* REQUIRED WORK:
Copy all of the material below exactly.

* DATA FOR PROCESSING:
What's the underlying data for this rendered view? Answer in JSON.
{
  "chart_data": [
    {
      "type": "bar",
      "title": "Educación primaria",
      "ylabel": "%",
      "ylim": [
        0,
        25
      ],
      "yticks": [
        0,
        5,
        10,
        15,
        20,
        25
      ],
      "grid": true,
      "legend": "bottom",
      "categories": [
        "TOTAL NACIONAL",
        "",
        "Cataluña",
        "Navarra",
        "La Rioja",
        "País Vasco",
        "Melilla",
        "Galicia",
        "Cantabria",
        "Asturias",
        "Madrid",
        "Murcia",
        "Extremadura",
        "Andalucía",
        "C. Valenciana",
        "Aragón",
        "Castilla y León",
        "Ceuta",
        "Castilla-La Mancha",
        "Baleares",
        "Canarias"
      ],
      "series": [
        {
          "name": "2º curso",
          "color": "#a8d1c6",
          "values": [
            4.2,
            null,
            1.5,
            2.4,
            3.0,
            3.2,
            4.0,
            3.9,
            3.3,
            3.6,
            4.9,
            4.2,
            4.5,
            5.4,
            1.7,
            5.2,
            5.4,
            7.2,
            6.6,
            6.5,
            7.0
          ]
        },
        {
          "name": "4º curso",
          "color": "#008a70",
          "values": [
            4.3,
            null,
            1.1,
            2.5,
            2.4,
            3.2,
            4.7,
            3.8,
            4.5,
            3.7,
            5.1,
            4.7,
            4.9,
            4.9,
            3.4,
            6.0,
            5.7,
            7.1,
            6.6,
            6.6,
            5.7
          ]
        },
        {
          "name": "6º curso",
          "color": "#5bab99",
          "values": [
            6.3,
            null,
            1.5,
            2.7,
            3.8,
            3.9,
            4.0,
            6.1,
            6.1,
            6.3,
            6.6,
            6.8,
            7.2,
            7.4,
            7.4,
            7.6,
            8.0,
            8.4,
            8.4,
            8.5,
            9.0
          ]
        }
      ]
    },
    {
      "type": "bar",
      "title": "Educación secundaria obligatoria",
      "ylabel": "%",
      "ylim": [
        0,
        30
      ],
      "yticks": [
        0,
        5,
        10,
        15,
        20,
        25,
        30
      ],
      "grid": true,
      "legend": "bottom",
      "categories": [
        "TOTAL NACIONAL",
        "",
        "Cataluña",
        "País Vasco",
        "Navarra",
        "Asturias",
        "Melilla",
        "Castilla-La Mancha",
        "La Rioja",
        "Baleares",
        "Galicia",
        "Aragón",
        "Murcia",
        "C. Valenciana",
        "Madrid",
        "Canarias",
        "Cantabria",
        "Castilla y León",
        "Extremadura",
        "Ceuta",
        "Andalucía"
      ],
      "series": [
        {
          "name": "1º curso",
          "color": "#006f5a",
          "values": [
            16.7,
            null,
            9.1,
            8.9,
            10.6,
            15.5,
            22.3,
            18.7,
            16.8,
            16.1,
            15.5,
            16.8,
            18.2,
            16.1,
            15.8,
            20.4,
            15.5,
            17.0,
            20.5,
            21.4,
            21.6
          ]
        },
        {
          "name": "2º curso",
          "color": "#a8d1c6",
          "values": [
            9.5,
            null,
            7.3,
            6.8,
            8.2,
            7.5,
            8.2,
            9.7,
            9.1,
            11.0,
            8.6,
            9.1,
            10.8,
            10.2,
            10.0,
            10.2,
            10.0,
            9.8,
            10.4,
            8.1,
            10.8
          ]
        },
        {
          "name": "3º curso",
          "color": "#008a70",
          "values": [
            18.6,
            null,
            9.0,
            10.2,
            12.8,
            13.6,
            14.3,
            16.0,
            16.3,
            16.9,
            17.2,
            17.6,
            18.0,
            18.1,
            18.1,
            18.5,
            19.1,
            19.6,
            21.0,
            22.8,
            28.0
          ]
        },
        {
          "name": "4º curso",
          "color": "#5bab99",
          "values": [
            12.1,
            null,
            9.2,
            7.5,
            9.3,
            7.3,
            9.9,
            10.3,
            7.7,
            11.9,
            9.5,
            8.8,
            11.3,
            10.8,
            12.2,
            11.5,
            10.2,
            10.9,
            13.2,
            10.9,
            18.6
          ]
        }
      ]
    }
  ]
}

* ANSWER BELOW:
What's the underlying data for this rendered view? Answer in JSON.
{
  "chart_data": [
    {
      "type": "bar",
      "title": "Educación primaria",
      "ylabel": "%",
      "ylim": [
        0,
        25
      ],
      "yticks": [
        0,
        5,
        10,
        15,
        20,
        25
      ],
      "grid": true,
      "legend": "bottom",
      "categories": [
        "TOTAL NACIONAL",
        "",
        "Cataluña",
        "Navarra",
        "La Rioja",
        "País Vasco",
        "Melilla",
        "Galicia",
        "Cantabria",
        "Asturias",
        "Madrid",
        "Murcia",
        "Extremadura",
        "Andalucía",
        "C. Valenciana",
        "Aragón",
        "Castilla y León",
        "Ceuta",
        "Castilla-La Mancha",
        "Baleares",
        "Canarias"
      ],
      "series": [
        {
          "name": "2º curso",
          "color": "#a8d1c6",
          "values": [
            4.2,
            null,
            1.5,
            2.4,
            3.0,
            3.2,
            4.0,
            3.9,
            3.3,
            3.6,
            4.9,
            4.2,
            4.5,
            5.4,
            1.7,
            5.2,
            5.4,
            7.2,
            6.6,
            6.5,
            7.0
          ]
        },
        {
          "name": "4º curso",
          "color": "#008a70",
          "values": [
            4.3,
            null,
            1.1,
            2.5,
            2.4,
            3.2,
            4.7,
            3.8,
            4.5,
            3.7,
            5.1,
            4.7,
            4.9,
            4.9,
            3.4,
            6.0,
            5.7,
            7.1,
            6.6,
            6.6,
            5.7
          ]
        },
        {
          "name": "6º curso",
          "color": "#5bab99",
          "values": [
            6.3,
            null,
            1.5,
            2.7,
            3.8,
            3.9,
            4.0,
            6.1,
            6.1,
            6.3,
            6.6,
            6.8,
            7.2,
            7.4,
            7.4,
            7.6,
            8.0,
            8.4,
            8.4,
            8.5,
            9.0
          ]
        }
      ]
    },
    {
      "type": "bar",
      "title": "Educación secundaria obligatoria",
      "ylabel": "%",
      "ylim": [
        0,
        30
      ],
      "yticks": [
        0,
        5,
        10,
        15,
        20,
        25,
        30
      ],
      "grid": true,
      "legend": "bottom",
      "categories": [
        "TOTAL NACIONAL",
        "",
        "Cataluña",
        "País Vasco",
        "Navarra",
        "Asturias",
        "Melilla",
        "Castilla-La Mancha",
        "La Rioja",
        "Baleares",
        "Galicia",
        "Aragón",
        "Murcia",
        "C. Valenciana",
        "Madrid",
        "Canarias",
        "Cantabria",
        "Castilla y León",
        "Extremadura",
        "Ceuta",
        "Andalucía"
      ],
      "series": [
        {
          "name": "1º curso",
          "color": "#006f5a",
          "values": [
            16.7,
            null,
            9.1,
            8.9,
            10.6,
            15.5,
            22.3,
            18.7,
            16.8,
            16.1,
            15.5,
            16.8,
            18.2,
            16.1,
            15.8,
            20.4,
            15.5,
            17.0,
            20.5,
            21.4,
            21.6
          ]
        },
        {
          "name": "2º curso",
          "color": "#a8d1c6",
          "values": [
            9.5,
            null,
            7.3,
            6.8,
            8.2,
            7.5,
            8.2,
            9.7,
            9.1,
            11.0,
            8.6,
            9.1,
            10.8,
            10.2,
            10.0,
            10.2,
            10.0,
            9.8,
            10.4,
            8.1,
            10.8
          ]
        },
        {
          "name": "3º curso",
          "color": "#008a70",
          "values": [
            18.6,
            null,
            9.0,
            10.2,
            12.8,
            13.6,
            14.3,
            16.0,
            16.3,
            16.9,
            17.2,
            17.6,
            18.0,
            18.1,
            18.1,
            18.5,
            19.1,
            19.6,
            21.0,
            22.8,
            28.0
          ]
        },
        {
          "name": "4º curso",
          "color": "#5bab99",
          "values": [
            12.1,
            null,
            9.2,
            7.5,
            9.3,
            7.3,
            9.9,
            10.3,
            7.7,
            11.9,
            9.5,
            8.8,
            11.3,
            10.8,
            12.2,
            11.5,
            10.2,
            10.9,
            13.2,
            10.9,
            18.6
          ]
        }
      ]
    }
  ]
}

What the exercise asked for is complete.